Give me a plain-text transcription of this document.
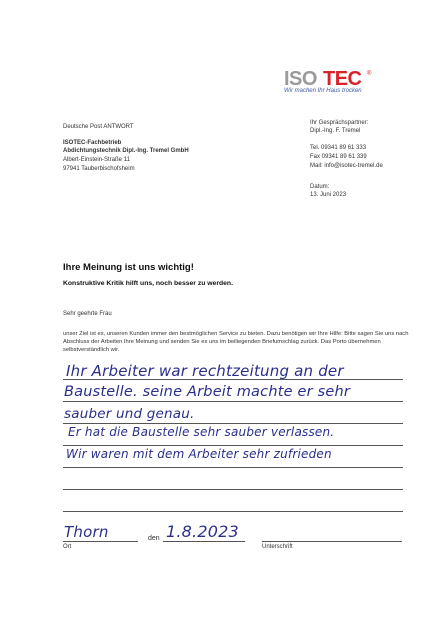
ISO TEC ®
Wir machen Ihr Haus trocken
Deutsche Post ANTWORT
ISOTEC-Fachbetrieb
Abdichtungstechnik Dipl.-Ing. Tremel GmbH
Albert-Einstein-Straße 11
97941 Tauberbischofsheim
Ihr Gesprächspartner:
Dipl.-Ing. F. Tremel
Tel. 09341 89 61 333
Fax 09341 89 61 339
Mail: info@isotec-tremel.de
Datum:
13. Juni 2023
Ihre Meinung ist uns wichtig!
Konstruktive Kritik hilft uns, noch besser zu werden.
Sehr geehrte Frau
unser Ziel ist es, unseren Kunden immer den bestmöglichen Service zu bieten. Dazu benötigen wir Ihre Hilfe: Bitte sagen Sie uns nach Abschluss der Arbeiten Ihre Meinung und senden Sie es uns im beiliegenden Briefumschlag zurück. Das Porto übernehmen selbstverständlich wir.
Ihr Arbeiter war rechtzeitung an der
Baustelle. seine Arbeit machte er sehr
sauber und genau.
Er hat die Baustelle sehr sauber verlassen.
Wir waren mit dem Arbeiter sehr zufrieden
Thorn
Ort
den 1.8.2023
Unterschrift
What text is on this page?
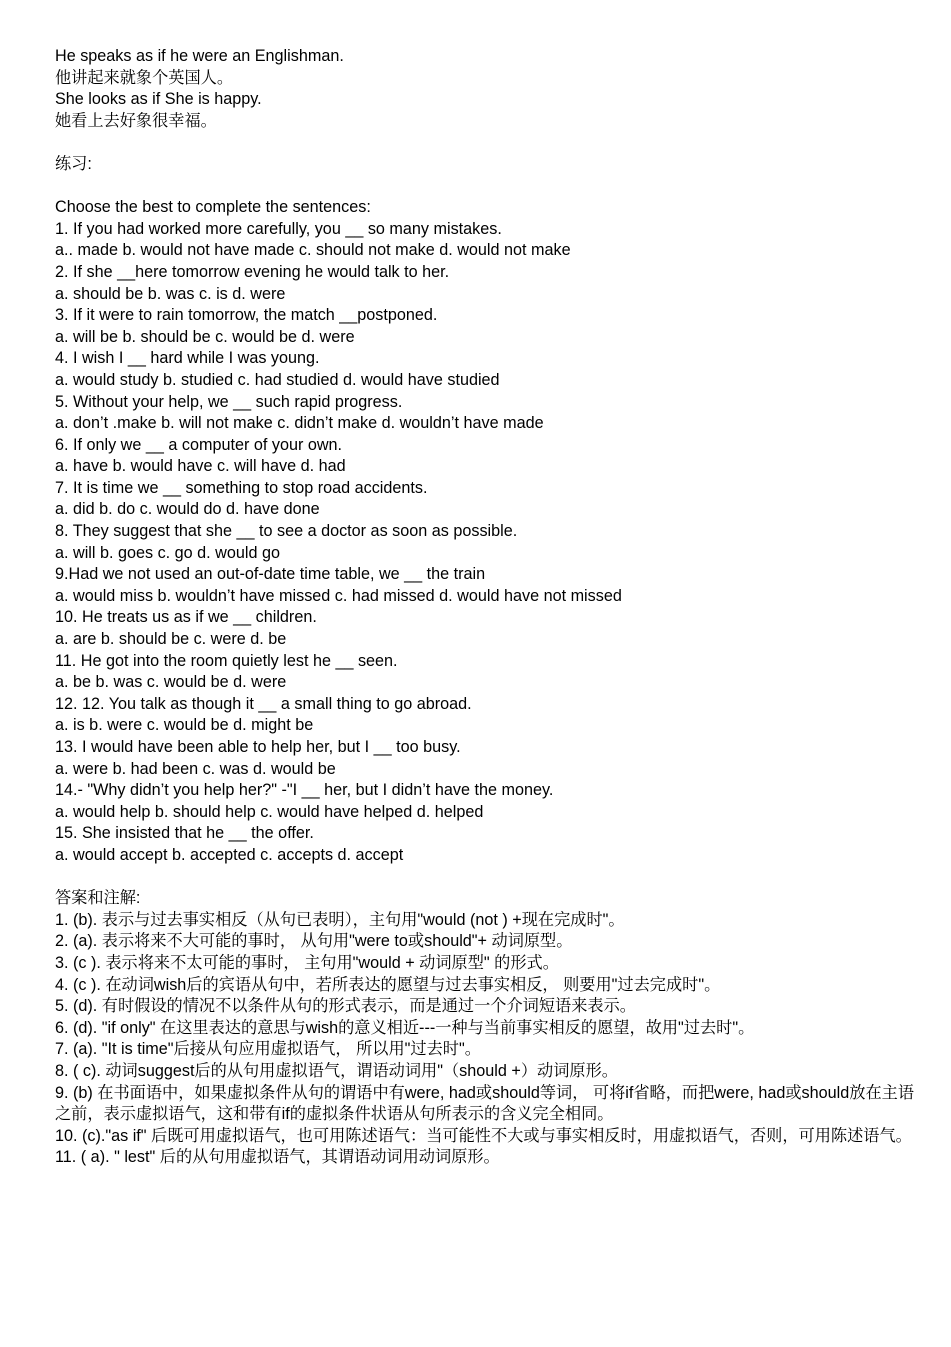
He speaks as if he were an Englishman.
他讲起来就象个英国人。
She looks as if She is happy.
她看上去好象很幸福。
练习:
Choose the best to complete the sentences:
1. If you had worked more carefully, you __ so many mistakes.
a.. made b. would not have made c. should not make d. would not make
2. If she __here tomorrow evening he would talk to her.
a. should be b. was c. is d. were
3. If it were to rain tomorrow, the match __postponed.
a. will be b. should be c. would be d. were
4. I wish I __ hard while I was young.
a. would study b. studied c. had studied d. would have studied
5. Without your help, we __ such rapid progress.
a. don’t .make b. will not make c. didn’t make d. wouldn’t have made
6. If only we __ a computer of your own.
a. have b. would have c. will have d. had
7. It is time we __ something to stop road accidents.
a. did b. do c. would do d. have done
8. They suggest that she __ to see a doctor as soon as possible.
a. will b. goes c. go d. would go
9.Had we not used an out-of-date time table, we __ the train
a. would miss b. wouldn’t have missed c. had missed d. would have not missed
10. He treats us as if we __ children.
a. are b. should be c. were d. be
11. He got into the room quietly lest he __ seen.
a. be b. was c. would be d. were
12. 12. You talk as though it __ a small thing to go abroad.
a. is b. were c. would be d. might be
13. I would have been able to help her, but I __ too busy.
a. were b. had been c. was d. would be
14.- "Why didn’t you help her?" -"I __ her, but I didn’t have the money.
a. would help b. should help c. would have helped d. helped
15. She insisted that he __ the offer.
a. would accept b. accepted c. accepts d. accept
答案和注解:
1. (b). 表示与过去事实相反（从句已表明），主句用"would (not ) +现在完成时"。
2. (a). 表示将来不大可能的事时， 从句用"were to或should"+ 动词原型。
3. (c ). 表示将来不太可能的事时， 主句用"would + 动词原型" 的形式。
4. (c ). 在动词wish后的宾语从句中，若所表达的愿望与过去事实相反， 则要用"过去完成时"。
5. (d). 有时假设的情况不以条件从句的形式表示，而是通过一个介词短语来表示。
6. (d). "if only" 在这里表达的意思与wish的意义相近---一种与当前事实相反的愿望，故用"过去时"。
7. (a). "It is time"后接从句应用虚拟语气， 所以用"过去时"。
8. ( c). 动词suggest后的从句用虚拟语气，谓语动词用"（should +）动词原形。
9. (b) 在书面语中，如果虚拟条件从句的谓语中有were, had或should等词， 可将if省略，而把were, had或should放在主语之前，表示虚拟语气，这和带有if的虚拟条件状语从句所表示的含义完全相同。
10. (c)."as if" 后既可用虚拟语气，也可用陈述语气：当可能性不大或与事实相反时，用虚拟语气，否则，可用陈述语气。
11. ( a). " lest" 后的从句用虚拟语气，其谓语动词用动词原形。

* [AIM]:
Reproduce all the entries that precede this task, word for word, minus any pictures.

* [WRITTEN REPLY]:
Give me a plain-text transcription of this document.
ISO TEC ®
Wir machen Ihr Haus trocken
Deutsche Post ANTWORT
ISOTEC-Fachbetrieb
Abdichtungstechnik Dipl.-Ing. Tremel GmbH
Albert-Einstein-Straße 11
97941 Tauberbischofsheim
Ihr Gesprächspartner:
Dipl.-Ing. F. Tremel
Tel. 09341 89 61 333
Fax 09341 89 61 339
Mail: info@isotec-tremel.de
Datum:
13. Juni 2023
Ihre Meinung ist uns wichtig!
Konstruktive Kritik hilft uns, noch besser zu werden.
Sehr geehrte Frau
unser Ziel ist es, unseren Kunden immer den bestmöglichen Service zu bieten. Dazu benötigen wir Ihre Hilfe: Bitte sagen Sie uns nach Abschluss der Arbeiten Ihre Meinung und senden Sie es uns im beiliegenden Briefumschlag zurück. Das Porto übernehmen selbstverständlich wir.
Ihr Arbeiter war rechtzeitung an der
Baustelle. seine Arbeit machte er sehr
sauber und genau.
Er hat die Baustelle sehr sauber verlassen.
Wir waren mit dem Arbeiter sehr zufrieden
Thorn
Ort
den 1.8.2023
Unterschrift
What text is on this page?
He speaks as if he were an Englishman.
他讲起来就象个英国人。
She looks as if She is happy.
她看上去好象很幸福。
练习:
Choose the best to complete the sentences:
1. If you had worked more carefully, you __ so many mistakes.
a.. made b. would not have made c. should not make d. would not make
2. If she __here tomorrow evening he would talk to her.
a. should be b. was c. is d. were
3. If it were to rain tomorrow, the match __postponed.
a. will be b. should be c. would be d. were
4. I wish I __ hard while I was young.
a. would study b. studied c. had studied d. would have studied
5. Without your help, we __ such rapid progress.
a. don’t .make b. will not make c. didn’t make d. wouldn’t have made
6. If only we __ a computer of your own.
a. have b. would have c. will have d. had
7. It is time we __ something to stop road accidents.
a. did b. do c. would do d. have done
8. They suggest that she __ to see a doctor as soon as possible.
a. will b. goes c. go d. would go
9.Had we not used an out-of-date time table, we __ the train
a. would miss b. wouldn’t have missed c. had missed d. would have not missed
10. He treats us as if we __ children.
a. are b. should be c. were d. be
11. He got into the room quietly lest he __ seen.
a. be b. was c. would be d. were
12. 12. You talk as though it __ a small thing to go abroad.
a. is b. were c. would be d. might be
13. I would have been able to help her, but I __ too busy.
a. were b. had been c. was d. would be
14.- "Why didn’t you help her?" -"I __ her, but I didn’t have the money.
a. would help b. should help c. would have helped d. helped
15. She insisted that he __ the offer.
a. would accept b. accepted c. accepts d. accept
答案和注解:
1. (b). 表示与过去事实相反（从句已表明），主句用"would (not ) +现在完成时"。
2. (a). 表示将来不大可能的事时， 从句用"were to或should"+ 动词原型。
3. (c ). 表示将来不太可能的事时， 主句用"would + 动词原型" 的形式。
4. (c ). 在动词wish后的宾语从句中，若所表达的愿望与过去事实相反， 则要用"过去完成时"。
5. (d). 有时假设的情况不以条件从句的形式表示，而是通过一个介词短语来表示。
6. (d). "if only" 在这里表达的意思与wish的意义相近---一种与当前事实相反的愿望，故用"过去时"。
7. (a). "It is time"后接从句应用虚拟语气， 所以用"过去时"。
8. ( c). 动词suggest后的从句用虚拟语气，谓语动词用"（should +）动词原形。
9. (b) 在书面语中，如果虚拟条件从句的谓语中有were, had或should等词， 可将if省略，而把were, had或should放在主语之前，表示虚拟语气，这和带有if的虚拟条件状语从句所表示的含义完全相同。
10. (c)."as if" 后既可用虚拟语气，也可用陈述语气：当可能性不大或与事实相反时，用虚拟语气，否则，可用陈述语气。
11. ( a). " lest" 后的从句用虚拟语气，其谓语动词用动词原形。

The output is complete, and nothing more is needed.